*WHAT YOU ARE ASKED TO DO*
Copy every record exactly, and keep the pictures out.

*Excerpts from a figure dataset*
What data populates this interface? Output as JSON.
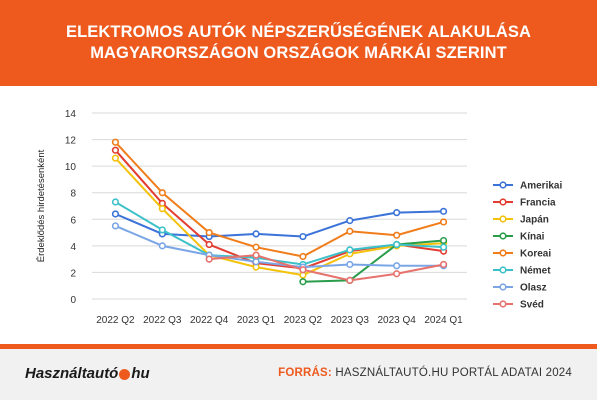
{
  "header": {
    "title_line1": "ELEKTROMOS AUTÓK NÉPSZERŰSÉGÉNEK ALAKULÁSA",
    "title_line2": "MAGYARORSZÁGON ORSZÁGOK MÁRKÁI SZERINT"
  },
  "footer": {
    "logo_text": "Használtautó",
    "logo_suffix": "hu",
    "source_label": "FORRÁS:",
    "source_text": "HASZNÁLTAUTÓ.HU PORTÁL ADATAI 2024"
  },
  "colors": {
    "accent": "#ee5a1e",
    "footer_bg": "#f1f1f1"
  },
  "chart_data": {
    "type": "line",
    "ylabel": "Érdeklődés hirdetésenként",
    "xlabel": "",
    "ylim": [
      0,
      14
    ],
    "yticks": [
      0,
      2,
      4,
      6,
      8,
      10,
      12,
      14
    ],
    "grid": true,
    "legend_position": "right",
    "categories": [
      "2022 Q2",
      "2022 Q3",
      "2022 Q4",
      "2023 Q1",
      "2023 Q2",
      "2023 Q3",
      "2023 Q4",
      "2024 Q1"
    ],
    "series": [
      {
        "name": "Amerikai",
        "color": "#3b73d8",
        "values": [
          6.4,
          4.9,
          4.7,
          4.9,
          4.7,
          5.9,
          6.5,
          6.6
        ]
      },
      {
        "name": "Francia",
        "color": "#e23d30",
        "values": [
          11.2,
          7.2,
          4.1,
          2.7,
          2.3,
          3.6,
          4.1,
          3.6
        ]
      },
      {
        "name": "Japán",
        "color": "#f4c20d",
        "values": [
          10.6,
          6.8,
          3.3,
          2.4,
          1.8,
          3.4,
          4.0,
          4.2
        ]
      },
      {
        "name": "Kínai",
        "color": "#2a9d4a",
        "values": [
          null,
          null,
          null,
          null,
          1.3,
          1.4,
          4.1,
          4.4
        ]
      },
      {
        "name": "Koreai",
        "color": "#f07c1a",
        "values": [
          11.8,
          8.0,
          5.0,
          3.9,
          3.2,
          5.1,
          4.8,
          5.8
        ]
      },
      {
        "name": "Német",
        "color": "#3cc1c9",
        "values": [
          7.3,
          5.2,
          3.3,
          3.1,
          2.6,
          3.7,
          4.1,
          3.9
        ]
      },
      {
        "name": "Olasz",
        "color": "#7ba6e6",
        "values": [
          5.5,
          4.0,
          3.3,
          2.8,
          2.4,
          2.6,
          2.5,
          2.5
        ]
      },
      {
        "name": "Svéd",
        "color": "#e6716d",
        "values": [
          null,
          null,
          3.0,
          3.3,
          2.2,
          1.4,
          1.9,
          2.6
        ]
      }
    ]
  }
}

*COMPLETE RESPONSE*
What data populates this interface? Output as JSON.
{
  "header": {
    "title_line1": "ELEKTROMOS AUTÓK NÉPSZERŰSÉGÉNEK ALAKULÁSA",
    "title_line2": "MAGYARORSZÁGON ORSZÁGOK MÁRKÁI SZERINT"
  },
  "footer": {
    "logo_text": "Használtautó",
    "logo_suffix": "hu",
    "source_label": "FORRÁS:",
    "source_text": "HASZNÁLTAUTÓ.HU PORTÁL ADATAI 2024"
  },
  "colors": {
    "accent": "#ee5a1e",
    "footer_bg": "#f1f1f1"
  },
  "chart_data": {
    "type": "line",
    "ylabel": "Érdeklődés hirdetésenként",
    "xlabel": "",
    "ylim": [
      0,
      14
    ],
    "yticks": [
      0,
      2,
      4,
      6,
      8,
      10,
      12,
      14
    ],
    "grid": true,
    "legend_position": "right",
    "categories": [
      "2022 Q2",
      "2022 Q3",
      "2022 Q4",
      "2023 Q1",
      "2023 Q2",
      "2023 Q3",
      "2023 Q4",
      "2024 Q1"
    ],
    "series": [
      {
        "name": "Amerikai",
        "color": "#3b73d8",
        "values": [
          6.4,
          4.9,
          4.7,
          4.9,
          4.7,
          5.9,
          6.5,
          6.6
        ]
      },
      {
        "name": "Francia",
        "color": "#e23d30",
        "values": [
          11.2,
          7.2,
          4.1,
          2.7,
          2.3,
          3.6,
          4.1,
          3.6
        ]
      },
      {
        "name": "Japán",
        "color": "#f4c20d",
        "values": [
          10.6,
          6.8,
          3.3,
          2.4,
          1.8,
          3.4,
          4.0,
          4.2
        ]
      },
      {
        "name": "Kínai",
        "color": "#2a9d4a",
        "values": [
          null,
          null,
          null,
          null,
          1.3,
          1.4,
          4.1,
          4.4
        ]
      },
      {
        "name": "Koreai",
        "color": "#f07c1a",
        "values": [
          11.8,
          8.0,
          5.0,
          3.9,
          3.2,
          5.1,
          4.8,
          5.8
        ]
      },
      {
        "name": "Német",
        "color": "#3cc1c9",
        "values": [
          7.3,
          5.2,
          3.3,
          3.1,
          2.6,
          3.7,
          4.1,
          3.9
        ]
      },
      {
        "name": "Olasz",
        "color": "#7ba6e6",
        "values": [
          5.5,
          4.0,
          3.3,
          2.8,
          2.4,
          2.6,
          2.5,
          2.5
        ]
      },
      {
        "name": "Svéd",
        "color": "#e6716d",
        "values": [
          null,
          null,
          3.0,
          3.3,
          2.2,
          1.4,
          1.9,
          2.6
        ]
      }
    ]
  }
}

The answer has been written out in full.